Show all lines holding "triangle".
##### Input rows
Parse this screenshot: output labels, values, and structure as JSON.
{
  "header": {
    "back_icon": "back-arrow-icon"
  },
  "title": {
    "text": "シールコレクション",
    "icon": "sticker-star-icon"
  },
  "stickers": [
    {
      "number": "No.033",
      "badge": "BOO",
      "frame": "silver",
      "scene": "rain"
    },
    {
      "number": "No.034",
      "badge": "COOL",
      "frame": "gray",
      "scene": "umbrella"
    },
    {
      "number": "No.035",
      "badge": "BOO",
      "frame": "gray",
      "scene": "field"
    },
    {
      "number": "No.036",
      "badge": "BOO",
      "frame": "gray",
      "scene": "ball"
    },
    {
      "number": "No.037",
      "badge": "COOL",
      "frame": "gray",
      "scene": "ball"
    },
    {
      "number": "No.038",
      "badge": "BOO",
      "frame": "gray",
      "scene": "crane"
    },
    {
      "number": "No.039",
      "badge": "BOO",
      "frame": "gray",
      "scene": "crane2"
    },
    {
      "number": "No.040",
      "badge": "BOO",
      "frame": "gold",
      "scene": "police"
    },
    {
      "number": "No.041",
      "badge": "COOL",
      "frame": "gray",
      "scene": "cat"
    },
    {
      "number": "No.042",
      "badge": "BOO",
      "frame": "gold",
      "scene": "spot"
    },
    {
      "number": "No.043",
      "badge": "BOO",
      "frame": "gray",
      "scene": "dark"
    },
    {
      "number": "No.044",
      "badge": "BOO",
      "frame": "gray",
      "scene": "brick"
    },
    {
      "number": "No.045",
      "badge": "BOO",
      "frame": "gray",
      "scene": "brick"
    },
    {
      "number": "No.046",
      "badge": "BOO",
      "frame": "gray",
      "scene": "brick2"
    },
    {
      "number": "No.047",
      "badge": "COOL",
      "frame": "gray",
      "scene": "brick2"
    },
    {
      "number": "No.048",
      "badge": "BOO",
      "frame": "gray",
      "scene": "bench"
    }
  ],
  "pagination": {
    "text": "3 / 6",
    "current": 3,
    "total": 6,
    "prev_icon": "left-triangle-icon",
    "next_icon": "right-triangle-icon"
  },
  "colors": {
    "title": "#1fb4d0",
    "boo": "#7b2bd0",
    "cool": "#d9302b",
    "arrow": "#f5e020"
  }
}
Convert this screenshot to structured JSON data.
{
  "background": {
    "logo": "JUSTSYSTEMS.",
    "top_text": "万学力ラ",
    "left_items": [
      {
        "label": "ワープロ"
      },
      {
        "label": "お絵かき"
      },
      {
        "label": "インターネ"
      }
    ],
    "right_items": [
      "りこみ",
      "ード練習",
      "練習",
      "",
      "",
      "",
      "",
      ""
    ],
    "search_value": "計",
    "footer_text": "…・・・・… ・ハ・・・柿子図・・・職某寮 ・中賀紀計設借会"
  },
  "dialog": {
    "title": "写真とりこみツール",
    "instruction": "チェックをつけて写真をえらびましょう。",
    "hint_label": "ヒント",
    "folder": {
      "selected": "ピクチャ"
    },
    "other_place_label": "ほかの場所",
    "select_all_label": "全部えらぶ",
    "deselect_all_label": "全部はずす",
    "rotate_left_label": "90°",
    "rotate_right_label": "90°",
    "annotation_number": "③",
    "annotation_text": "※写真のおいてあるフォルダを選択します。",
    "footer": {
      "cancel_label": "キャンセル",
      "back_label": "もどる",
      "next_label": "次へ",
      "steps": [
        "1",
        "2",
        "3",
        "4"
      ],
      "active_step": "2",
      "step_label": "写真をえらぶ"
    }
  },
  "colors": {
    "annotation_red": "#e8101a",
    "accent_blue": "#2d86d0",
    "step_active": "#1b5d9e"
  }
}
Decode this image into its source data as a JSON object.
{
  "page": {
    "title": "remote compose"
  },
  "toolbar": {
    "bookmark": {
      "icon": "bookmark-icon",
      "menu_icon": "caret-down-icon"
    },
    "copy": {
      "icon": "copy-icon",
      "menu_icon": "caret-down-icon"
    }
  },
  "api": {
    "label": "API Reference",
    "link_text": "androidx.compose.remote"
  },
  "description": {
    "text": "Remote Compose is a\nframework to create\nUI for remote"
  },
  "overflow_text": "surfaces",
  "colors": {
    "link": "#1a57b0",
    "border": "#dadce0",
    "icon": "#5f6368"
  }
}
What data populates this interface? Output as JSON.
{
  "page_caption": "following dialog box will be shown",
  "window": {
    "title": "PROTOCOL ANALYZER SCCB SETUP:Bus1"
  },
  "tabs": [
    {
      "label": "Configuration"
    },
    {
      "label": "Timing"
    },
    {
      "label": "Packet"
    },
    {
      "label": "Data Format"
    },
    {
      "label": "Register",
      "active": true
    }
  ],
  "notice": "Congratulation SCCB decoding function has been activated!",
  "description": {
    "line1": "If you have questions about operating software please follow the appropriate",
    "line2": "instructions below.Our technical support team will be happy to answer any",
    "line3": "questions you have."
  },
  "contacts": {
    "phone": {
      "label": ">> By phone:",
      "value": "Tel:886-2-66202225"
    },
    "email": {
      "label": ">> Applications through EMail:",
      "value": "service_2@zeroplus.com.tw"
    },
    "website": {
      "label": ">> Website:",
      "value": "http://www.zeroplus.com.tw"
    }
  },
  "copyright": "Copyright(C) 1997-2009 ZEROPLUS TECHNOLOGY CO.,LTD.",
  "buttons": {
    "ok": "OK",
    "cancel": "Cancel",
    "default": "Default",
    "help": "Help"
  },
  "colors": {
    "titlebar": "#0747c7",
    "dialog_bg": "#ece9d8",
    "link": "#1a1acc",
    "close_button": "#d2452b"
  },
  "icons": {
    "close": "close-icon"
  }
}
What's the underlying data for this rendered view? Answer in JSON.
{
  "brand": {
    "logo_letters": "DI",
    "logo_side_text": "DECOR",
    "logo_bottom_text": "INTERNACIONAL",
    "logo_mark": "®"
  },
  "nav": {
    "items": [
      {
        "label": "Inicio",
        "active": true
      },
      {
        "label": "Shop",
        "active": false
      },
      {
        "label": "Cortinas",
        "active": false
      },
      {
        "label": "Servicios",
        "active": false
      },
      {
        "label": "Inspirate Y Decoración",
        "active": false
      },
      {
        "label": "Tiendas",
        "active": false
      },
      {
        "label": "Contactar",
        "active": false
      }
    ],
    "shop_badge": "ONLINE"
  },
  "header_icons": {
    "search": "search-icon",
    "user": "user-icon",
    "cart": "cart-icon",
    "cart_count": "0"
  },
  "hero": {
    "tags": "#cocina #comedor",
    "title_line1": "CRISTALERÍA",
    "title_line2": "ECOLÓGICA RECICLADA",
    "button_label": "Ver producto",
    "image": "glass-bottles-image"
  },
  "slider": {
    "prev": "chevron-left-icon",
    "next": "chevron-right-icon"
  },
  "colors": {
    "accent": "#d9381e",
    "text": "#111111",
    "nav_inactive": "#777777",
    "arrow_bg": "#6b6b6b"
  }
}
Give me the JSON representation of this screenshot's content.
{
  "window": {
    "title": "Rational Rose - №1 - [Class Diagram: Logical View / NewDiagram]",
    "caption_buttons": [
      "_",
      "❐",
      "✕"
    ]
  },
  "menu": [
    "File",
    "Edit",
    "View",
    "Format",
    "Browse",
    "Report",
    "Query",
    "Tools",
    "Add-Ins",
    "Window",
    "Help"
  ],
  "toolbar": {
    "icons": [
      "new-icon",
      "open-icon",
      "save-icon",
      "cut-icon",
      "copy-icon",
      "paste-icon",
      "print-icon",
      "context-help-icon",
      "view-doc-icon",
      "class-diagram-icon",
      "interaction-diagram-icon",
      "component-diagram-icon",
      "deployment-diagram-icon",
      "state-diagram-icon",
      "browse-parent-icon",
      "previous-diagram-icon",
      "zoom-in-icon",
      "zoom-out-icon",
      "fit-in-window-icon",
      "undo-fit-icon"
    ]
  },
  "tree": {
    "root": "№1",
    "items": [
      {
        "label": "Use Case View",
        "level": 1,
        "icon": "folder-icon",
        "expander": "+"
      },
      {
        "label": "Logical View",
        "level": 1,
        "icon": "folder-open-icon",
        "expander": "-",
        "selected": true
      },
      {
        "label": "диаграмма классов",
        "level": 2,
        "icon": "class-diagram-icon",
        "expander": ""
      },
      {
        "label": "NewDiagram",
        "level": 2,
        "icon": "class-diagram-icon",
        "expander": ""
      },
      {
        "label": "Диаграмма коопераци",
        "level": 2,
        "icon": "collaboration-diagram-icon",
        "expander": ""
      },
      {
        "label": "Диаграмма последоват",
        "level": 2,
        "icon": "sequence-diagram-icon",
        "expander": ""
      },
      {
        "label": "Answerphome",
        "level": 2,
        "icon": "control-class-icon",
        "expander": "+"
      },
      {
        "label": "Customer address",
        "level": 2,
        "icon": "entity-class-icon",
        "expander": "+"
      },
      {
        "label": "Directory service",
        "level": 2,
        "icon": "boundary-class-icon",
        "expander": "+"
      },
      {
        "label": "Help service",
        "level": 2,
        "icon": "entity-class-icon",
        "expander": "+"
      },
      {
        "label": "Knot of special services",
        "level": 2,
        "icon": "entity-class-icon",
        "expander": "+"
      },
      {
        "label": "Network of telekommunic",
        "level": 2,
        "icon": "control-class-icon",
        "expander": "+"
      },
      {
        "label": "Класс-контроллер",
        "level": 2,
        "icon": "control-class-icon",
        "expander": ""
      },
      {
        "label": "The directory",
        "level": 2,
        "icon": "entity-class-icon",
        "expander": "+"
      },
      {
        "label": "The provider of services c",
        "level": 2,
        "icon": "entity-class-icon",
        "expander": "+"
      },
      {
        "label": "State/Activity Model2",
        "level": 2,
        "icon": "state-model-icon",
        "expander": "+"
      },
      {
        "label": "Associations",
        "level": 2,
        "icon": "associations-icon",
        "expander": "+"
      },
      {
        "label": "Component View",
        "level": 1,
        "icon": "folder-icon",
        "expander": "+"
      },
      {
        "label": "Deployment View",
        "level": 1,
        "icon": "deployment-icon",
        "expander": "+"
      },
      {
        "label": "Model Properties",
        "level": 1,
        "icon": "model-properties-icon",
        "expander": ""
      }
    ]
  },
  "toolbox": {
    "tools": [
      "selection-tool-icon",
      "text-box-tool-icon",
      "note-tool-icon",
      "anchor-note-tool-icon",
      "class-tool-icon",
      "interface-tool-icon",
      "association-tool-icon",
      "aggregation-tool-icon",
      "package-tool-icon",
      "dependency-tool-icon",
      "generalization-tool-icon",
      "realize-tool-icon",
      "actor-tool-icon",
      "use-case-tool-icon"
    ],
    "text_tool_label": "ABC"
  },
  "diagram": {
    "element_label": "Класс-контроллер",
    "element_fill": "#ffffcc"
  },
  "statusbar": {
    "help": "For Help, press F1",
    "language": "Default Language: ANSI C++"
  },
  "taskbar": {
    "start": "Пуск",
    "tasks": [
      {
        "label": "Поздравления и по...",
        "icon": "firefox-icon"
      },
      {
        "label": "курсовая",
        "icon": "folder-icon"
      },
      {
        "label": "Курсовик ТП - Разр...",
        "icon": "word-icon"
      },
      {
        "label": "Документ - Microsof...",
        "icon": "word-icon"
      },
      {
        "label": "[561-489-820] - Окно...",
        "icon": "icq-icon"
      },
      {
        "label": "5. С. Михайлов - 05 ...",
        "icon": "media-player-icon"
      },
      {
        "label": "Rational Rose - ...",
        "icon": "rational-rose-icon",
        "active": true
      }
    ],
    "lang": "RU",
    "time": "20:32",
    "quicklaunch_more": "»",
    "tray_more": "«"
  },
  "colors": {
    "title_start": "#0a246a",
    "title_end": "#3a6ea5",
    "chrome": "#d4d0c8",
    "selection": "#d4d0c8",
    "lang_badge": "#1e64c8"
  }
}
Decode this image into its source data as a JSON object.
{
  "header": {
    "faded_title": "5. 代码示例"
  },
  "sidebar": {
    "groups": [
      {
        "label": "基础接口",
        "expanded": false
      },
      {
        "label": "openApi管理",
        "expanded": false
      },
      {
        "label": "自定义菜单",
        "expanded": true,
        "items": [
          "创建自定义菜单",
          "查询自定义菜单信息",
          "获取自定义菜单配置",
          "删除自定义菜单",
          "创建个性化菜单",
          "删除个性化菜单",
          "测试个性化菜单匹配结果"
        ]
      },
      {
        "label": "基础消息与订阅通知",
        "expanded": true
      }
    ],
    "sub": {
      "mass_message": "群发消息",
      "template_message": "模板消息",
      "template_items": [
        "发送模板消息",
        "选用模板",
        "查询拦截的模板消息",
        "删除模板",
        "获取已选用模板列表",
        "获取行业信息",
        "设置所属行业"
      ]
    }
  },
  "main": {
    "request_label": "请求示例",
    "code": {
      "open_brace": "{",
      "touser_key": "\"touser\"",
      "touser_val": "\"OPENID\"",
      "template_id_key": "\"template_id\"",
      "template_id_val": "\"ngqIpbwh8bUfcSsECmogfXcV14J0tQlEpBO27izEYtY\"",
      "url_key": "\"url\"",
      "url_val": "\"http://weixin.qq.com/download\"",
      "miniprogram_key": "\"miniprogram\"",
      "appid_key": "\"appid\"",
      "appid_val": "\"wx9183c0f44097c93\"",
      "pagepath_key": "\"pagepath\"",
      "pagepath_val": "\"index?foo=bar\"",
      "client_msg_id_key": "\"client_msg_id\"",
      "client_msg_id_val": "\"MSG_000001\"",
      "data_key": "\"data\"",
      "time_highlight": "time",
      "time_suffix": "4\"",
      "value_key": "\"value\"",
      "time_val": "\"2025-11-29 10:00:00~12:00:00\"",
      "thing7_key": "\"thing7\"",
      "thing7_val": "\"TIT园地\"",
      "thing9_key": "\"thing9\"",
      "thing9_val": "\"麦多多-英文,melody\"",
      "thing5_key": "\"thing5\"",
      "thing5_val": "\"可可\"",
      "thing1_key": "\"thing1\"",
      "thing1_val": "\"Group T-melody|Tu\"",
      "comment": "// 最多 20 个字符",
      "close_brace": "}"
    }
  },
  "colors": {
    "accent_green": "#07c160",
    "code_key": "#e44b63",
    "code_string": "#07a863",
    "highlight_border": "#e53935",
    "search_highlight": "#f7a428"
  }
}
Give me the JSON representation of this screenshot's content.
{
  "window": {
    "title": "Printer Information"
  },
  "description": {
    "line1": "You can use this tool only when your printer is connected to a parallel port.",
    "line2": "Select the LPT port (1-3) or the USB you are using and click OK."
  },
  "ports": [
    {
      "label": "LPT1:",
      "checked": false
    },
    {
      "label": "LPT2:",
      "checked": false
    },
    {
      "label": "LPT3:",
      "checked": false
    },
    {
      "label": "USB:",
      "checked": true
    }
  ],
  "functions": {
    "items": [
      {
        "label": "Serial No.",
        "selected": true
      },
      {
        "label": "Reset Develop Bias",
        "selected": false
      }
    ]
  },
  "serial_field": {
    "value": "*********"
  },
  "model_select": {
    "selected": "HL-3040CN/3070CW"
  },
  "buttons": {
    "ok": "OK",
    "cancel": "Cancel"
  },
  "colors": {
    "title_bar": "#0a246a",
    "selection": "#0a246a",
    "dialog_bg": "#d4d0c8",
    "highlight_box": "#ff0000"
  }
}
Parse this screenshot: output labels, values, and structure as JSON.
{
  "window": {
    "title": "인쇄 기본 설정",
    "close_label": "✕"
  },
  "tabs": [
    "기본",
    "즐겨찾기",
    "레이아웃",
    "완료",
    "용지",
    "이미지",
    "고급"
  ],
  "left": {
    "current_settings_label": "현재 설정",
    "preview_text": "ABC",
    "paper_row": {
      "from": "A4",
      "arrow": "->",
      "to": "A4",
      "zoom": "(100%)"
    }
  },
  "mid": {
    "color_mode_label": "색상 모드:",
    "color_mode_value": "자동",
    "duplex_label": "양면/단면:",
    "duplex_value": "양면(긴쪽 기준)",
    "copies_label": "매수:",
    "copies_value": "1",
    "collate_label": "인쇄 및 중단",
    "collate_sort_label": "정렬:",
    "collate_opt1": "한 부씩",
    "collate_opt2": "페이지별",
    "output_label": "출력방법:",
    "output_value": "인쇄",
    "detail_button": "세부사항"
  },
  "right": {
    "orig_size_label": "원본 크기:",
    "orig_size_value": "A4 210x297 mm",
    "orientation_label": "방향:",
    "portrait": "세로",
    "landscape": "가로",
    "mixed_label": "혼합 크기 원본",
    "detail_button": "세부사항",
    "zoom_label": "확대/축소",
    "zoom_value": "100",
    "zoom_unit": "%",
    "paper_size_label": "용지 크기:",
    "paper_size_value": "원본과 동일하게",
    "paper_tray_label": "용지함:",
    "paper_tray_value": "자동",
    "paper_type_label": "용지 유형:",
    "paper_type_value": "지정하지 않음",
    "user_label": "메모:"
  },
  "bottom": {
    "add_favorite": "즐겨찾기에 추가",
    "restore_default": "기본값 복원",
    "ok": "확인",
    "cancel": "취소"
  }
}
##########
Exercise solution:
    "prev_icon": "left-triangle-icon",
    "next_icon": "right-triangle-icon"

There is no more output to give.